PROBLEM TO SOLVE: In the material below, identify each line bearing the word "Basis". Reproduce those lines.

## start EXERCISE MATERIAL

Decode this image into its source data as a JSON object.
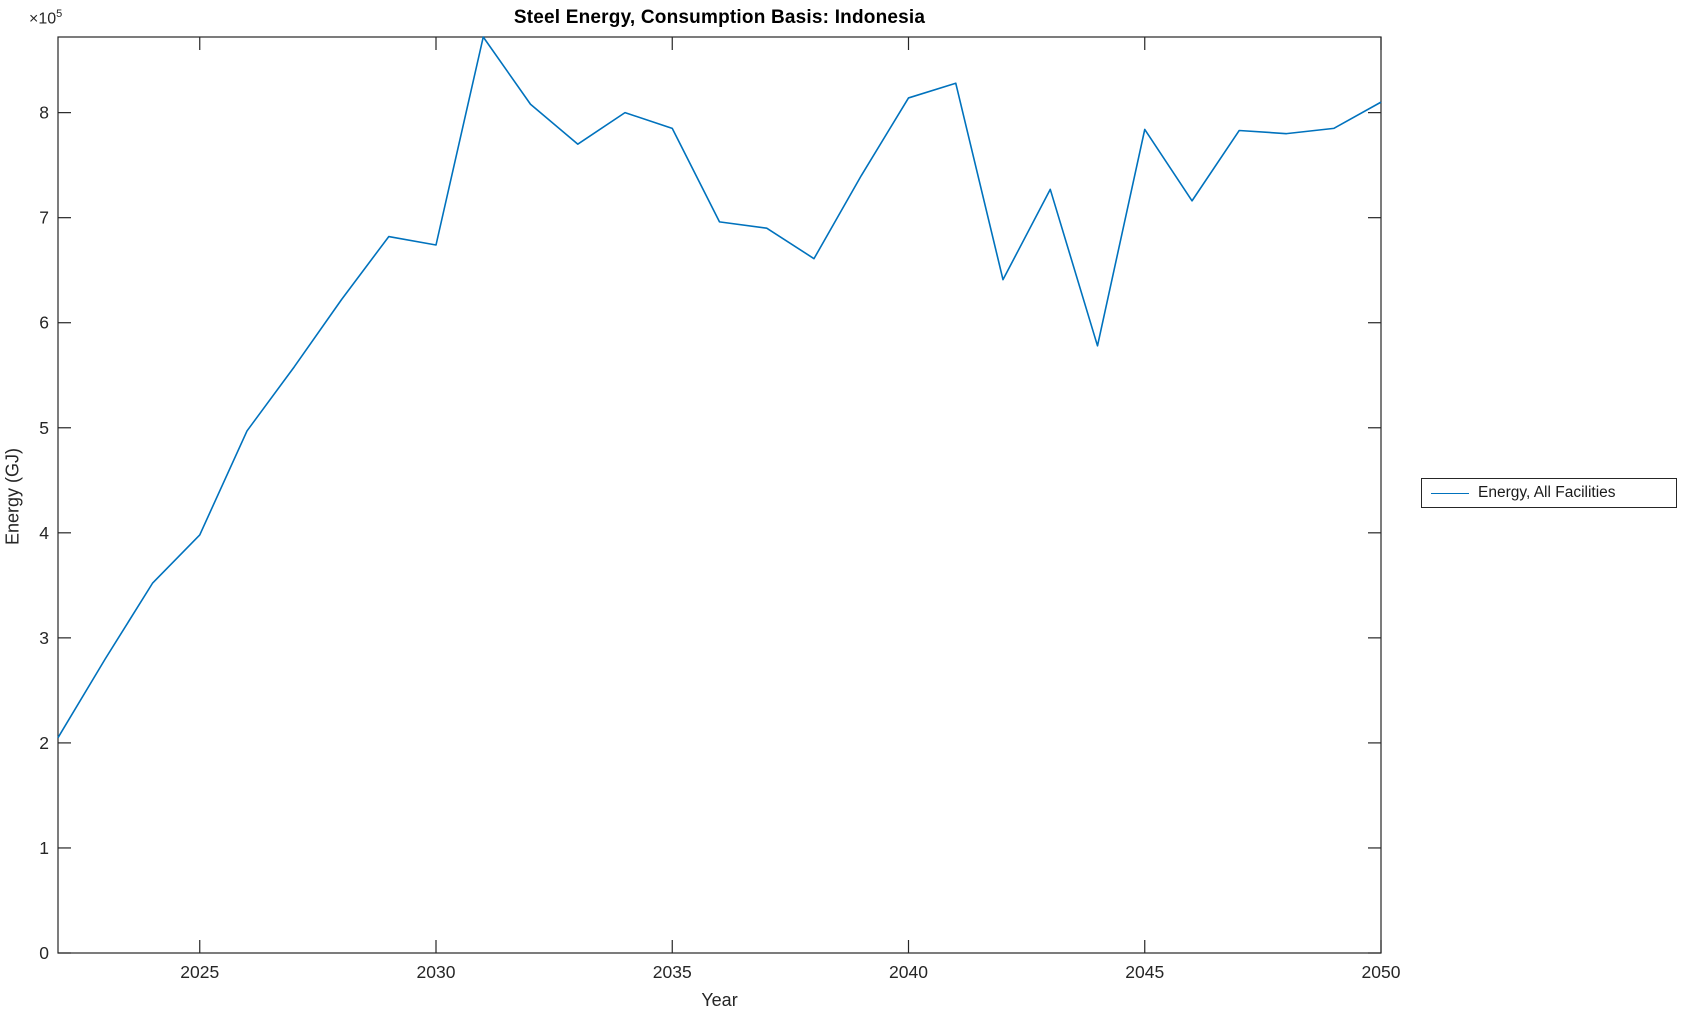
{
  "title": "Steel Energy, Consumption Basis: Indonesia",
  "xlabel": "Year",
  "ylabel": "Energy (GJ)",
  "y_multiplier": {
    "times": "×10",
    "exp": "5"
  },
  "legend": {
    "label": "Energy, All Facilities"
  },
  "colors": {
    "line": "#0072BD",
    "axis": "#262626",
    "tick_text": "#262626",
    "title_text": "#000000",
    "background": "#ffffff"
  },
  "chart_data": {
    "type": "line",
    "title": "Steel Energy, Consumption Basis: Indonesia",
    "xlabel": "Year",
    "ylabel": "Energy (GJ)",
    "grid": false,
    "legend_position": "right-outside",
    "xlim": [
      2022,
      2050
    ],
    "ylim": [
      0,
      872000
    ],
    "x_ticks": [
      2025,
      2030,
      2035,
      2040,
      2045,
      2050
    ],
    "x_tick_labels": [
      "2025",
      "2030",
      "2035",
      "2040",
      "2045",
      "2050"
    ],
    "y_ticks": [
      0,
      100000,
      200000,
      300000,
      400000,
      500000,
      600000,
      700000,
      800000
    ],
    "y_tick_labels": [
      "0",
      "1",
      "2",
      "3",
      "4",
      "5",
      "6",
      "7",
      "8"
    ],
    "x": [
      2022,
      2023,
      2024,
      2025,
      2026,
      2027,
      2028,
      2029,
      2030,
      2031,
      2032,
      2033,
      2034,
      2035,
      2036,
      2037,
      2038,
      2039,
      2040,
      2041,
      2042,
      2043,
      2044,
      2045,
      2046,
      2047,
      2048,
      2049,
      2050
    ],
    "series": [
      {
        "name": "Energy, All Facilities",
        "values": [
          205000,
          280000,
          352000,
          398000,
          497000,
          558000,
          622000,
          682000,
          674000,
          872000,
          808000,
          770000,
          800000,
          785000,
          696000,
          690000,
          661000,
          740000,
          814000,
          828000,
          641000,
          727000,
          578000,
          784000,
          716000,
          783000,
          780000,
          785000,
          810000
        ]
      }
    ]
  }
}
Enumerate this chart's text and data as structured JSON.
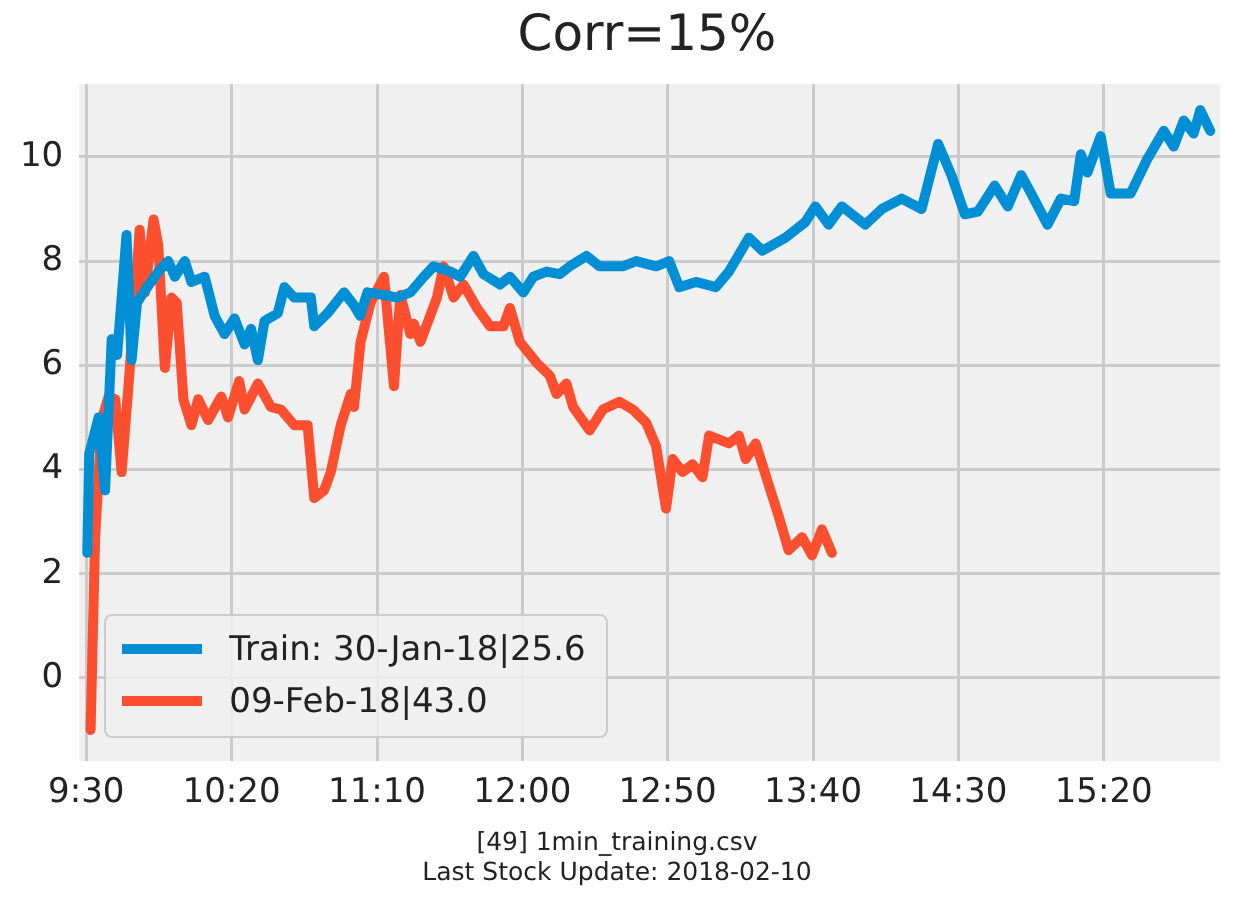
{
  "chart_data": {
    "type": "line",
    "title": "Corr=15%",
    "annotations": [
      "[49] 1min_training.csv",
      "Last Stock Update: 2018-02-10"
    ],
    "xlim": [
      9.46,
      16.0
    ],
    "ylim": [
      -1.6,
      11.4
    ],
    "xticks": [
      {
        "value": 9.5,
        "label": "9:30"
      },
      {
        "value": 10.333,
        "label": "10:20"
      },
      {
        "value": 11.167,
        "label": "11:10"
      },
      {
        "value": 12.0,
        "label": "12:00"
      },
      {
        "value": 12.833,
        "label": "12:50"
      },
      {
        "value": 13.667,
        "label": "13:40"
      },
      {
        "value": 14.5,
        "label": "14:30"
      },
      {
        "value": 15.333,
        "label": "15:20"
      }
    ],
    "yticks": [
      0,
      2,
      4,
      6,
      8,
      10
    ],
    "grid": true,
    "legend": "bottom left",
    "marker": "none",
    "line_style": "solid",
    "series": [
      {
        "name": "Train: 30-Jan-18|25.6",
        "color": "#008fd5",
        "x": [
          9.506,
          9.517,
          9.571,
          9.608,
          9.646,
          9.677,
          9.703,
          9.731,
          9.76,
          9.791,
          9.829,
          9.913,
          9.97,
          10.008,
          10.065,
          10.103,
          10.179,
          10.236,
          10.293,
          10.35,
          10.408,
          10.445,
          10.484,
          10.522,
          10.598,
          10.636,
          10.693,
          10.788,
          10.807,
          10.884,
          10.978,
          11.035,
          11.07,
          11.112,
          11.207,
          11.283,
          11.359,
          11.435,
          11.492,
          11.587,
          11.644,
          11.72,
          11.777,
          11.872,
          11.929,
          12.006,
          12.063,
          12.139,
          12.215,
          12.272,
          12.368,
          12.443,
          12.576,
          12.653,
          12.767,
          12.842,
          12.9,
          12.995,
          13.11,
          13.185,
          13.299,
          13.376,
          13.509,
          13.623,
          13.68,
          13.756,
          13.832,
          13.966,
          14.061,
          14.175,
          14.289,
          14.384,
          14.46,
          14.537,
          14.612,
          14.708,
          14.783,
          14.86,
          14.917,
          15.011,
          15.088,
          15.164,
          15.202,
          15.24,
          15.316,
          15.373,
          15.488,
          15.582,
          15.678,
          15.735,
          15.792,
          15.849,
          15.887,
          15.944
        ],
        "values": [
          2.4,
          4.3,
          5.0,
          3.6,
          6.5,
          6.2,
          7.3,
          8.5,
          6.1,
          7.2,
          7.4,
          7.8,
          8.0,
          7.7,
          8.0,
          7.6,
          7.7,
          6.95,
          6.6,
          6.9,
          6.4,
          6.7,
          6.1,
          6.85,
          7.0,
          7.5,
          7.3,
          7.3,
          6.75,
          7.0,
          7.4,
          7.15,
          6.95,
          7.4,
          7.35,
          7.3,
          7.4,
          7.7,
          7.9,
          7.8,
          7.7,
          8.1,
          7.75,
          7.55,
          7.7,
          7.4,
          7.7,
          7.8,
          7.75,
          7.9,
          8.1,
          7.9,
          7.9,
          8.0,
          7.9,
          8.0,
          7.5,
          7.6,
          7.5,
          7.8,
          8.45,
          8.2,
          8.45,
          8.75,
          9.05,
          8.7,
          9.05,
          8.7,
          9.0,
          9.2,
          9.0,
          10.25,
          9.65,
          8.9,
          8.95,
          9.45,
          9.05,
          9.65,
          9.3,
          8.7,
          9.2,
          9.15,
          10.05,
          9.7,
          10.4,
          9.3,
          9.3,
          9.95,
          10.5,
          10.2,
          10.7,
          10.45,
          10.9,
          10.5
        ]
      },
      {
        "name": "09-Feb-18|43.0",
        "color": "#fc4f30",
        "x": [
          9.525,
          9.551,
          9.589,
          9.628,
          9.666,
          9.703,
          9.742,
          9.78,
          9.806,
          9.837,
          9.886,
          9.913,
          9.951,
          9.989,
          10.019,
          10.057,
          10.103,
          10.142,
          10.199,
          10.274,
          10.313,
          10.377,
          10.408,
          10.484,
          10.559,
          10.616,
          10.693,
          10.769,
          10.807,
          10.864,
          10.902,
          10.959,
          11.016,
          11.035,
          11.073,
          11.13,
          11.207,
          11.264,
          11.301,
          11.358,
          11.378,
          11.416,
          11.511,
          11.549,
          11.606,
          11.663,
          11.74,
          11.815,
          11.892,
          11.929,
          11.986,
          12.082,
          12.158,
          12.196,
          12.253,
          12.291,
          12.386,
          12.462,
          12.557,
          12.634,
          12.71,
          12.767,
          12.824,
          12.862,
          12.919,
          12.976,
          13.033,
          13.071,
          13.185,
          13.242,
          13.281,
          13.338,
          13.413,
          13.47,
          13.527,
          13.604,
          13.661,
          13.718,
          13.775
        ],
        "values": [
          -1.0,
          2.7,
          4.95,
          5.4,
          5.35,
          3.95,
          5.6,
          7.3,
          8.6,
          7.4,
          8.8,
          8.3,
          5.95,
          7.3,
          7.2,
          5.35,
          4.85,
          5.35,
          4.95,
          5.4,
          5.0,
          5.7,
          5.15,
          5.65,
          5.2,
          5.15,
          4.85,
          4.85,
          3.45,
          3.6,
          3.95,
          4.85,
          5.45,
          5.2,
          6.45,
          7.2,
          7.7,
          5.6,
          7.35,
          6.6,
          6.8,
          6.45,
          7.3,
          7.9,
          7.3,
          7.55,
          7.1,
          6.75,
          6.75,
          7.1,
          6.45,
          6.05,
          5.8,
          5.45,
          5.65,
          5.2,
          4.75,
          5.15,
          5.3,
          5.15,
          4.9,
          4.45,
          3.25,
          4.2,
          3.95,
          4.1,
          3.85,
          4.65,
          4.5,
          4.65,
          4.2,
          4.5,
          3.7,
          3.1,
          2.45,
          2.7,
          2.35,
          2.85,
          2.4
        ]
      }
    ]
  }
}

## end EXERCISE MATERIAL

EXPECTED ANSWER:
  "title": "Steel Energy, Consumption Basis: Indonesia",
    "title": "Steel Energy, Consumption Basis: Indonesia",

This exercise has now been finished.